How many lines of the records hold the string "JSON"? Reply with the number alone.
━━━ RECORDS SHOWN
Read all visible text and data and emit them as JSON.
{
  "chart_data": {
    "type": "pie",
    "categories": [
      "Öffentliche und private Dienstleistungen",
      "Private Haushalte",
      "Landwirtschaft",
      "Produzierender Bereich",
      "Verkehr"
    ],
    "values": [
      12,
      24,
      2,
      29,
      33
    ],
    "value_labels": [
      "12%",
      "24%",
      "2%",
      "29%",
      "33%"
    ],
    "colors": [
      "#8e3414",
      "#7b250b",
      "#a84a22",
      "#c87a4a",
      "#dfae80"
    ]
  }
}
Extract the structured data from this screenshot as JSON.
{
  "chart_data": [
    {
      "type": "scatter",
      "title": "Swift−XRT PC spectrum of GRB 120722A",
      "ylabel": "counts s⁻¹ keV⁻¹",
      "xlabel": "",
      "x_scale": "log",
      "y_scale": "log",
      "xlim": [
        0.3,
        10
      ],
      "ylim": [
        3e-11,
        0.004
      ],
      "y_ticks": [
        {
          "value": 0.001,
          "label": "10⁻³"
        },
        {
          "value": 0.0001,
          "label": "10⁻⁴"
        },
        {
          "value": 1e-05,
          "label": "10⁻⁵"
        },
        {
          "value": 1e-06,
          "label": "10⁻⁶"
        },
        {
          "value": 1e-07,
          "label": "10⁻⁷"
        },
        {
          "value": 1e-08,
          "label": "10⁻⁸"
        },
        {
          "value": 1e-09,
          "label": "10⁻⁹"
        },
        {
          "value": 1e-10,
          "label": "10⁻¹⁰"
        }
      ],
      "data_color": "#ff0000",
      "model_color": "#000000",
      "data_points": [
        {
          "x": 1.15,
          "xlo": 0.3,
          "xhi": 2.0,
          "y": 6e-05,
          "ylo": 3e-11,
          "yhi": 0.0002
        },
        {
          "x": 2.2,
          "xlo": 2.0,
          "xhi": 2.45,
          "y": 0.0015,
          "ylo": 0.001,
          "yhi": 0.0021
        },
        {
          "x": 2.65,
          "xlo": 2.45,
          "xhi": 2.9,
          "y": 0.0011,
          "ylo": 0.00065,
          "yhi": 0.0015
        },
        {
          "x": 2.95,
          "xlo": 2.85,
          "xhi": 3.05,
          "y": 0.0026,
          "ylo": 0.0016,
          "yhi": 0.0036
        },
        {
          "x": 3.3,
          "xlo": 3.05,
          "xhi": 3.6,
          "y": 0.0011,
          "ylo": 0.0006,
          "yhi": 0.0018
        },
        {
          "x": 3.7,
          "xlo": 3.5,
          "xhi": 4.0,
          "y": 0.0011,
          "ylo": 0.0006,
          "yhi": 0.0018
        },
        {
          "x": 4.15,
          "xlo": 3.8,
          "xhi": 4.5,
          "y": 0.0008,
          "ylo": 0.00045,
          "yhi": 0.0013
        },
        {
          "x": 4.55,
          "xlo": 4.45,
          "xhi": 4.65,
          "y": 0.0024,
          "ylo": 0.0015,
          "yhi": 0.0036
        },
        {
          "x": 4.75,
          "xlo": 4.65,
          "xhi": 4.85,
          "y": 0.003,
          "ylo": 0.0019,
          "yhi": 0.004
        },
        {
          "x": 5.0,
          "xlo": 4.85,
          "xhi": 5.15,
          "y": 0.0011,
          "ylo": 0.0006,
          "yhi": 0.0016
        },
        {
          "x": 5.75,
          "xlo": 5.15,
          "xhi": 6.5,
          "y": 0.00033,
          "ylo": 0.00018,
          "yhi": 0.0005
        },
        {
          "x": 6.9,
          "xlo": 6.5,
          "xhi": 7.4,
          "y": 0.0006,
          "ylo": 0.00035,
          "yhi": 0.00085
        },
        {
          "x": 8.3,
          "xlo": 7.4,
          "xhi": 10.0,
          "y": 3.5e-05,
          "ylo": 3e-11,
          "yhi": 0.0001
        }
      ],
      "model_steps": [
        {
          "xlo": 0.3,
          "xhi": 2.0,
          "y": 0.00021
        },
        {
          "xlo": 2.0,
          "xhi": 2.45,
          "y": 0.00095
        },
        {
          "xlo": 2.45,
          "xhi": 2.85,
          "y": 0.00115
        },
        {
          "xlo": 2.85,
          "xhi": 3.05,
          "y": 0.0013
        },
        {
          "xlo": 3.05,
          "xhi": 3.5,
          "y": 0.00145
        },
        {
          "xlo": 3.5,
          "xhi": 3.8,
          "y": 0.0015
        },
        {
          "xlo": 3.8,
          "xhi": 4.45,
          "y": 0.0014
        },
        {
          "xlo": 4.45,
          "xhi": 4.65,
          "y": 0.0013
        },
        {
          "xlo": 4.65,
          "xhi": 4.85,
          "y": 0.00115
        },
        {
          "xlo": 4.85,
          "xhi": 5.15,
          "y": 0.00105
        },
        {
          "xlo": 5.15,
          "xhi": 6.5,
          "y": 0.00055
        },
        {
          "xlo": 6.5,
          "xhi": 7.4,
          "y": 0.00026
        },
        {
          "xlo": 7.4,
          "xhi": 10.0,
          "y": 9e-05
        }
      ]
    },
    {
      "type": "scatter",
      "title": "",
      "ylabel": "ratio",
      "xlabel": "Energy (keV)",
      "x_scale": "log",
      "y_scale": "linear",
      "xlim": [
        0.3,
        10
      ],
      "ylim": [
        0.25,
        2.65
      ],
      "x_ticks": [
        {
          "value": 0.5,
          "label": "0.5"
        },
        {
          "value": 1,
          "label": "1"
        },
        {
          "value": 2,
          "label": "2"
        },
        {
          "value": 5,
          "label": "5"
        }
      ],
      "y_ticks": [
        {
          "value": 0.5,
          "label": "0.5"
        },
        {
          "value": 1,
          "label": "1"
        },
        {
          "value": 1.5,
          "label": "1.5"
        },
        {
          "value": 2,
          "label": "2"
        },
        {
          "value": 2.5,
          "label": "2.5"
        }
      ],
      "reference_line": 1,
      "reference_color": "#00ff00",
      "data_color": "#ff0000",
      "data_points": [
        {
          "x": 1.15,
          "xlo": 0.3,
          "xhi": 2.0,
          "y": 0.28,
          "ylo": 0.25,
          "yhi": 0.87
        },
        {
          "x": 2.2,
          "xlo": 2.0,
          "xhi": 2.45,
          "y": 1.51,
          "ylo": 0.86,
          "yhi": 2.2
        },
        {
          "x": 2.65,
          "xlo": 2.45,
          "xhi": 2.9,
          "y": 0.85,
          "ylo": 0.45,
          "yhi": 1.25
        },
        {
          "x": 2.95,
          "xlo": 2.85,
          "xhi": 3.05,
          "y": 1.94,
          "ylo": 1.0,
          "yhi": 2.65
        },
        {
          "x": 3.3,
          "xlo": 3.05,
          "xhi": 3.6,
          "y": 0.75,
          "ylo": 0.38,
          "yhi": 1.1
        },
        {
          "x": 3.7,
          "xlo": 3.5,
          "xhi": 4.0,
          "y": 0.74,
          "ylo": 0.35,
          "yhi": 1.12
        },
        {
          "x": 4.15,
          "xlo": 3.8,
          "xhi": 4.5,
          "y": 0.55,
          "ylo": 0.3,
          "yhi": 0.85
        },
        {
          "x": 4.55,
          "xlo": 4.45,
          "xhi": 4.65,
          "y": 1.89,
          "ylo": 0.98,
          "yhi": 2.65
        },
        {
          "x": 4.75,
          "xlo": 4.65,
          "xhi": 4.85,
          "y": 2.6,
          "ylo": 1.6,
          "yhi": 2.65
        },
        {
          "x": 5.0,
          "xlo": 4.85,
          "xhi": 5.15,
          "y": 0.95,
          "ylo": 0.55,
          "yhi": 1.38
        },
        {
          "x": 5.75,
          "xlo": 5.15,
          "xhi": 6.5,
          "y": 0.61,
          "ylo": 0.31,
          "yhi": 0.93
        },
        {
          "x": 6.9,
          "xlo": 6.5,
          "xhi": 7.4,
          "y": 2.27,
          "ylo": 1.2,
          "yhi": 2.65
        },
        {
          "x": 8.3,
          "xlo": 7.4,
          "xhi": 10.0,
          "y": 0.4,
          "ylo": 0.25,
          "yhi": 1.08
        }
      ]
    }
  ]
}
━━━━━━
ANSWER TO THIS PROBLEM:
2